Saved entries:
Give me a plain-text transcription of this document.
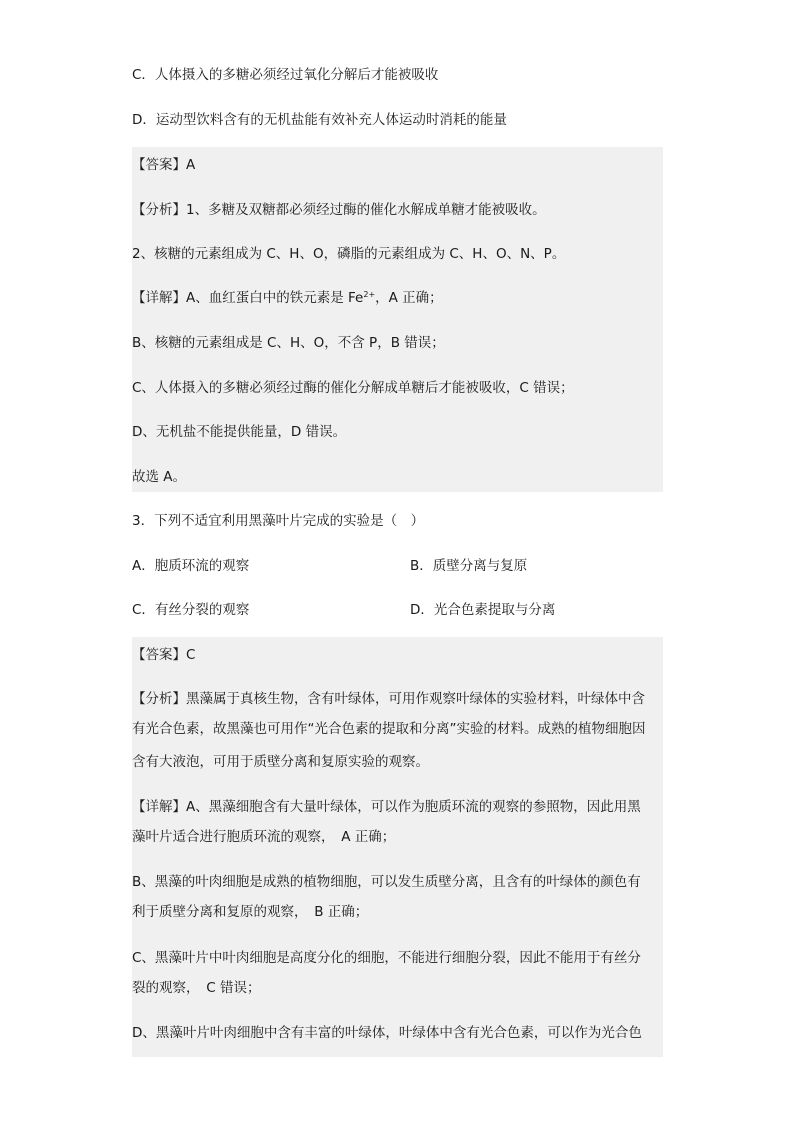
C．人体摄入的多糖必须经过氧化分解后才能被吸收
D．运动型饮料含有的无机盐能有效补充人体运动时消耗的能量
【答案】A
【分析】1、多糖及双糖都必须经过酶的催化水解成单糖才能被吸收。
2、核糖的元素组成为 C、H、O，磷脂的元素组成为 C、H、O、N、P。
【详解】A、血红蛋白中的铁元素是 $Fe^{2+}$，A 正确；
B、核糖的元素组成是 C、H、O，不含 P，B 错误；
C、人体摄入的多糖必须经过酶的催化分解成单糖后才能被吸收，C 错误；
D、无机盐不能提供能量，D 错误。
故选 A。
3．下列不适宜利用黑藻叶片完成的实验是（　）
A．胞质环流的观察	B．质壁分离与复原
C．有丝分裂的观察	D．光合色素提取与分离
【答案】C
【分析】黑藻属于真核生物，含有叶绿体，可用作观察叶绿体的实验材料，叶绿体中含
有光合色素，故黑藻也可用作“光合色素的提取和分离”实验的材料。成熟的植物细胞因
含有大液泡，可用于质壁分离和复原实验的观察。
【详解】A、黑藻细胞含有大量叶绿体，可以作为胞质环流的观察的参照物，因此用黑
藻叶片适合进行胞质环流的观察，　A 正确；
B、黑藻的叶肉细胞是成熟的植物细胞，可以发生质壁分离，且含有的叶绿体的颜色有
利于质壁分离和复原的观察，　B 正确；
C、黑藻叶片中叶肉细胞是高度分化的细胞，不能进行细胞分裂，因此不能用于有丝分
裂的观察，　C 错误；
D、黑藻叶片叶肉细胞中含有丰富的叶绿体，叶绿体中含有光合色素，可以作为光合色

...

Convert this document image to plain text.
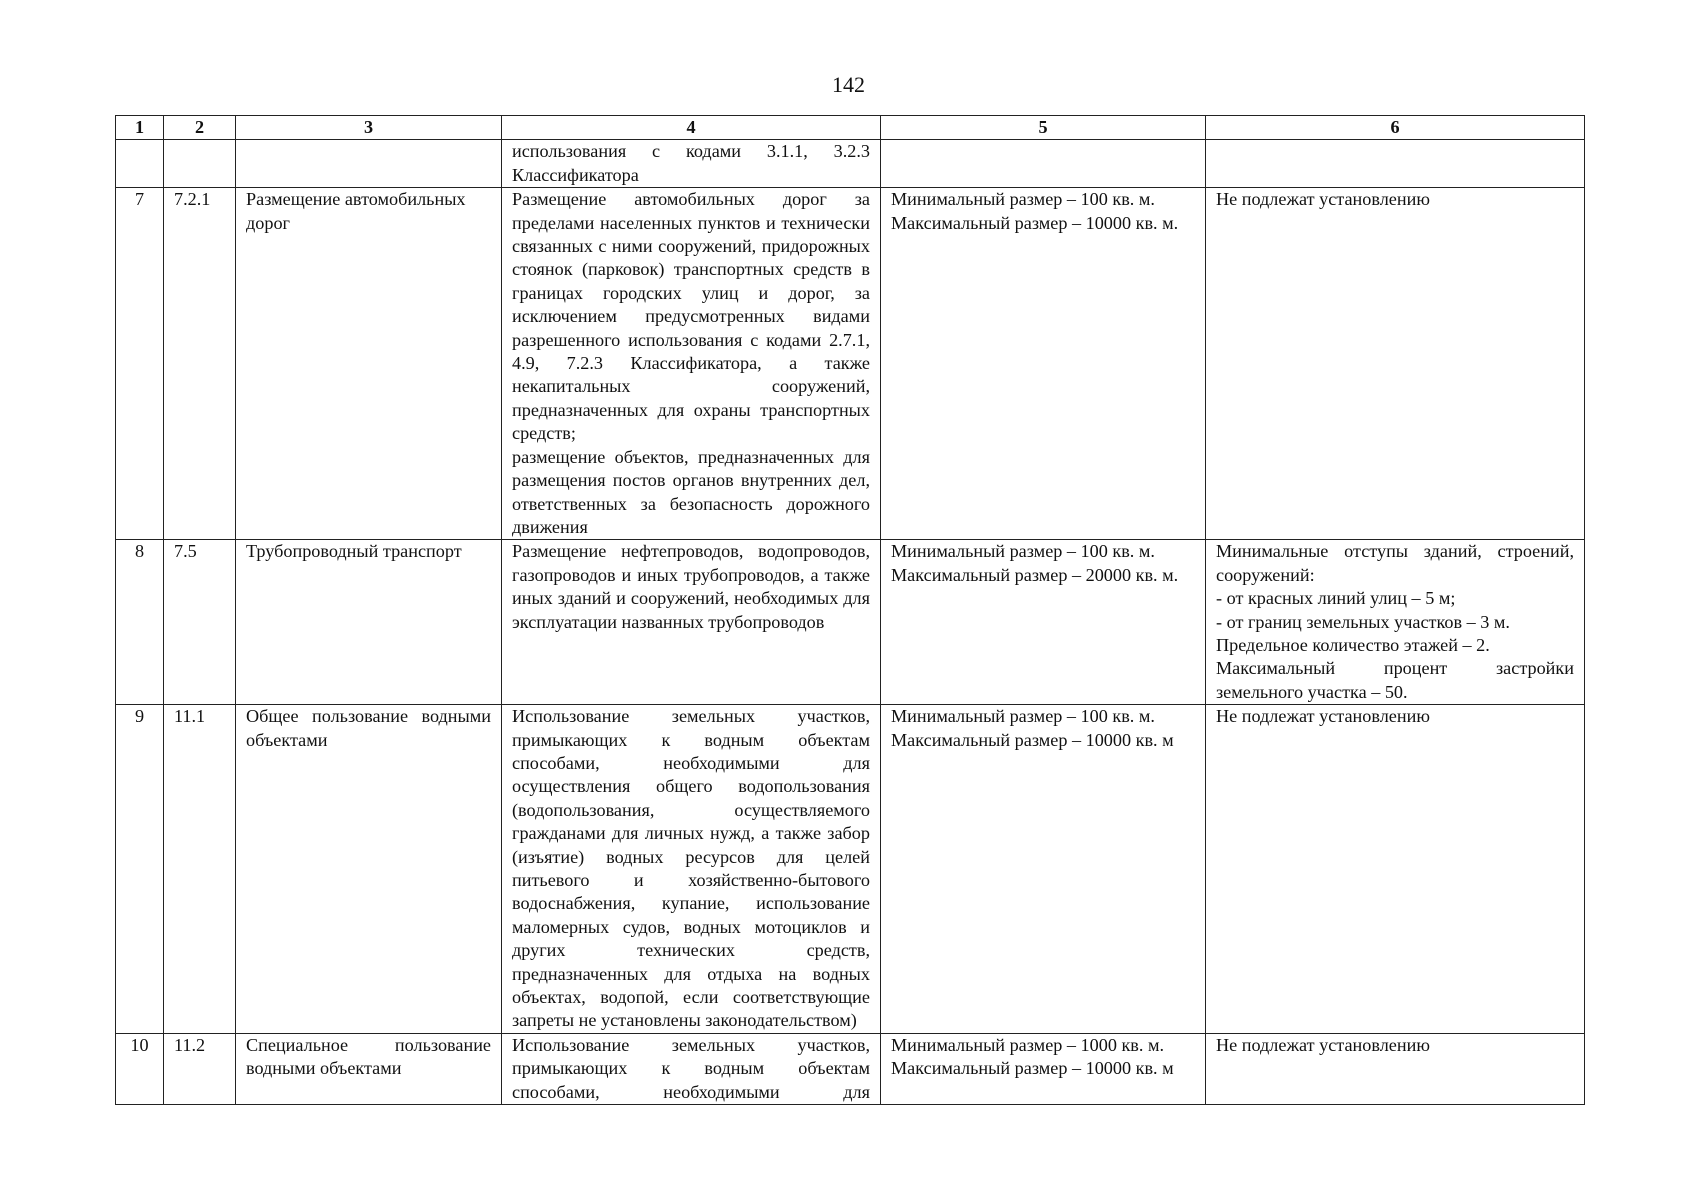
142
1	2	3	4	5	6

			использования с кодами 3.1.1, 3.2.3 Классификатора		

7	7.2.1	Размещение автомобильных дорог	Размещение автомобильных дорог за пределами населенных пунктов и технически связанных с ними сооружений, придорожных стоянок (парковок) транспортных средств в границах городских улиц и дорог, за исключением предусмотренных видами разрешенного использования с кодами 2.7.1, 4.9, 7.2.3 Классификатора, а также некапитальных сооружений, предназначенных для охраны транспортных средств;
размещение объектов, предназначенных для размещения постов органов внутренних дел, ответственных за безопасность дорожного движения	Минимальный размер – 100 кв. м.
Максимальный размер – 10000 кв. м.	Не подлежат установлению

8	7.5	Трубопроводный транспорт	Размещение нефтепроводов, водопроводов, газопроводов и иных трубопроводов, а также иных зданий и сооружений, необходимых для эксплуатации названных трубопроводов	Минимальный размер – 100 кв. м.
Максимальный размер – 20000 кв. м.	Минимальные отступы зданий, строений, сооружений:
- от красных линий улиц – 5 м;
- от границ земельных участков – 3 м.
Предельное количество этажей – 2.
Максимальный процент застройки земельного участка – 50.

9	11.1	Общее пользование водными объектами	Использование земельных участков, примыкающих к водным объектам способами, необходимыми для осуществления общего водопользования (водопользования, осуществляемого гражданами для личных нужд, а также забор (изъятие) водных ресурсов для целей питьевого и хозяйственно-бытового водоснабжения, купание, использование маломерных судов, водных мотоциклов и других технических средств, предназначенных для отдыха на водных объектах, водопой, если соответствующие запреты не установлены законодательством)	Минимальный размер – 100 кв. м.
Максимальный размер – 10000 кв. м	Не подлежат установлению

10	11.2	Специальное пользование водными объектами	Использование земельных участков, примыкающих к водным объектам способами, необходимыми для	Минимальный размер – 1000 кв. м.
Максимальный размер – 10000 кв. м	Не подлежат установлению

_WHAT YOU HAVE TO DO_
Take each line of the material that contains the word "text" and list it.

_RESULT_
Give me a plain-text transcription of this document.
Convert this document image to plain text.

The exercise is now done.